__Records for this task__:
>> Start
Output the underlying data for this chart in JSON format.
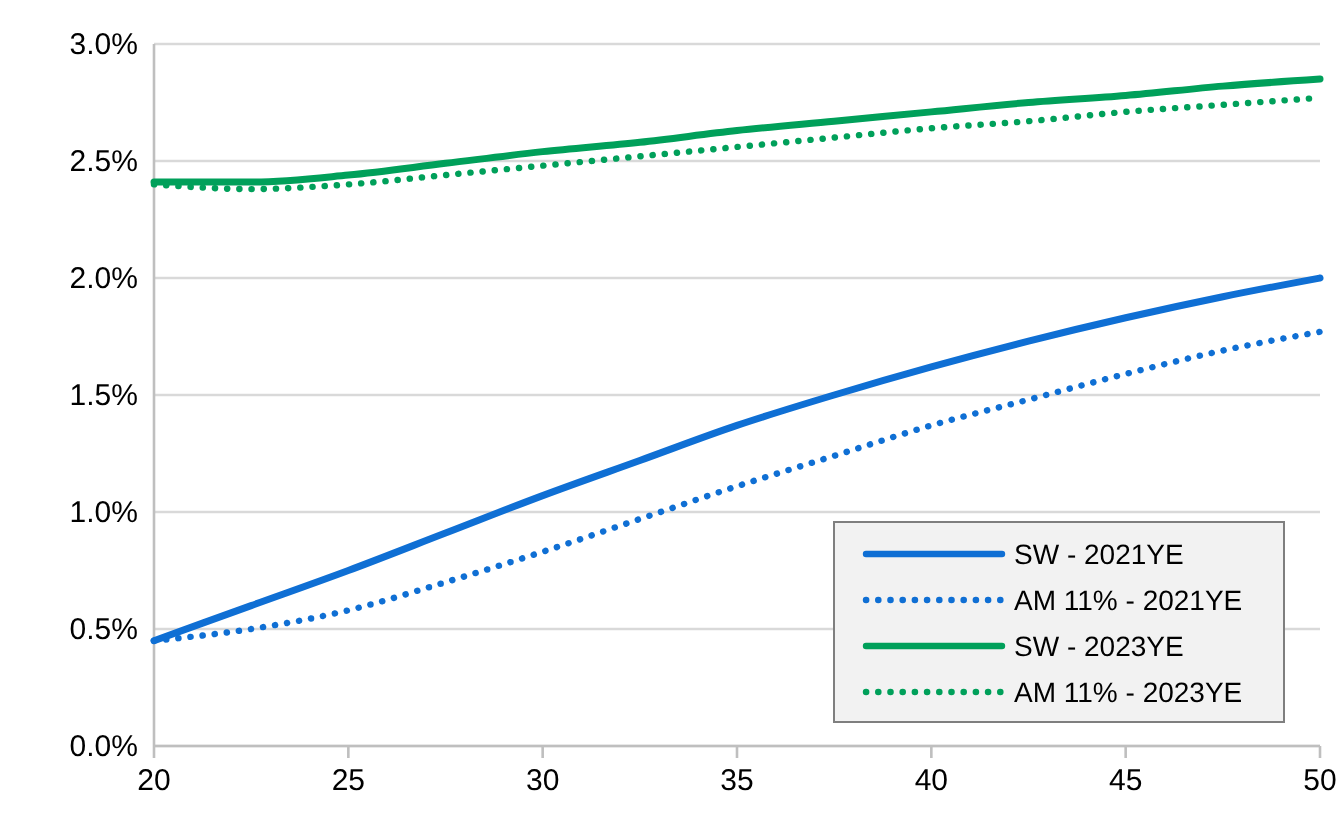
{
  "chart_data": {
    "type": "line",
    "x": [
      20,
      22.5,
      25,
      27.5,
      30,
      32.5,
      35,
      37.5,
      40,
      42.5,
      45,
      47.5,
      50
    ],
    "series": [
      {
        "name": "SW - 2021YE",
        "color": "#0f6fd4",
        "line_style": "solid",
        "values": [
          0.45,
          0.6,
          0.75,
          0.91,
          1.07,
          1.22,
          1.37,
          1.5,
          1.62,
          1.73,
          1.83,
          1.92,
          2.0
        ]
      },
      {
        "name": "AM 11% - 2021YE",
        "color": "#0f6fd4",
        "line_style": "dotted",
        "values": [
          0.45,
          0.5,
          0.58,
          0.7,
          0.83,
          0.97,
          1.11,
          1.24,
          1.37,
          1.48,
          1.59,
          1.69,
          1.77
        ]
      },
      {
        "name": "SW - 2023YE",
        "color": "#00a05a",
        "line_style": "solid",
        "values": [
          2.41,
          2.41,
          2.44,
          2.49,
          2.54,
          2.58,
          2.63,
          2.67,
          2.71,
          2.75,
          2.78,
          2.82,
          2.85
        ]
      },
      {
        "name": "AM 11% - 2023YE",
        "color": "#00a05a",
        "line_style": "dotted",
        "values": [
          2.4,
          2.38,
          2.4,
          2.44,
          2.48,
          2.52,
          2.56,
          2.6,
          2.64,
          2.67,
          2.71,
          2.74,
          2.77
        ]
      }
    ],
    "xlim": [
      20,
      50
    ],
    "xticks": [
      20,
      25,
      30,
      35,
      40,
      45,
      50
    ],
    "ylim": [
      0,
      3
    ],
    "yticks": [
      {
        "value": 0,
        "label": "0.0%"
      },
      {
        "value": 0.5,
        "label": "0.5%"
      },
      {
        "value": 1,
        "label": "1.0%"
      },
      {
        "value": 1.5,
        "label": "1.5%"
      },
      {
        "value": 2,
        "label": "2.0%"
      },
      {
        "value": 2.5,
        "label": "2.5%"
      },
      {
        "value": 3,
        "label": "3.0%"
      }
    ],
    "grid": "y",
    "legend": "bottom right",
    "marker": "none"
  }
}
>> End
__What the task requires__: From the entries above, output every line exactly and omit any image.

__Exercise result__:
Output the underlying data for this chart in JSON format.
{
  "chart_data": {
    "type": "line",
    "x": [
      20,
      22.5,
      25,
      27.5,
      30,
      32.5,
      35,
      37.5,
      40,
      42.5,
      45,
      47.5,
      50
    ],
    "series": [
      {
        "name": "SW - 2021YE",
        "color": "#0f6fd4",
        "line_style": "solid",
        "values": [
          0.45,
          0.6,
          0.75,
          0.91,
          1.07,
          1.22,
          1.37,
          1.5,
          1.62,
          1.73,
          1.83,
          1.92,
          2.0
        ]
      },
      {
        "name": "AM 11% - 2021YE",
        "color": "#0f6fd4",
        "line_style": "dotted",
        "values": [
          0.45,
          0.5,
          0.58,
          0.7,
          0.83,
          0.97,
          1.11,
          1.24,
          1.37,
          1.48,
          1.59,
          1.69,
          1.77
        ]
      },
      {
        "name": "SW - 2023YE",
        "color": "#00a05a",
        "line_style": "solid",
        "values": [
          2.41,
          2.41,
          2.44,
          2.49,
          2.54,
          2.58,
          2.63,
          2.67,
          2.71,
          2.75,
          2.78,
          2.82,
          2.85
        ]
      },
      {
        "name": "AM 11% - 2023YE",
        "color": "#00a05a",
        "line_style": "dotted",
        "values": [
          2.4,
          2.38,
          2.4,
          2.44,
          2.48,
          2.52,
          2.56,
          2.6,
          2.64,
          2.67,
          2.71,
          2.74,
          2.77
        ]
      }
    ],
    "xlim": [
      20,
      50
    ],
    "xticks": [
      20,
      25,
      30,
      35,
      40,
      45,
      50
    ],
    "ylim": [
      0,
      3
    ],
    "yticks": [
      {
        "value": 0,
        "label": "0.0%"
      },
      {
        "value": 0.5,
        "label": "0.5%"
      },
      {
        "value": 1,
        "label": "1.0%"
      },
      {
        "value": 1.5,
        "label": "1.5%"
      },
      {
        "value": 2,
        "label": "2.0%"
      },
      {
        "value": 2.5,
        "label": "2.5%"
      },
      {
        "value": 3,
        "label": "3.0%"
      }
    ],
    "grid": "y",
    "legend": "bottom right",
    "marker": "none"
  }
}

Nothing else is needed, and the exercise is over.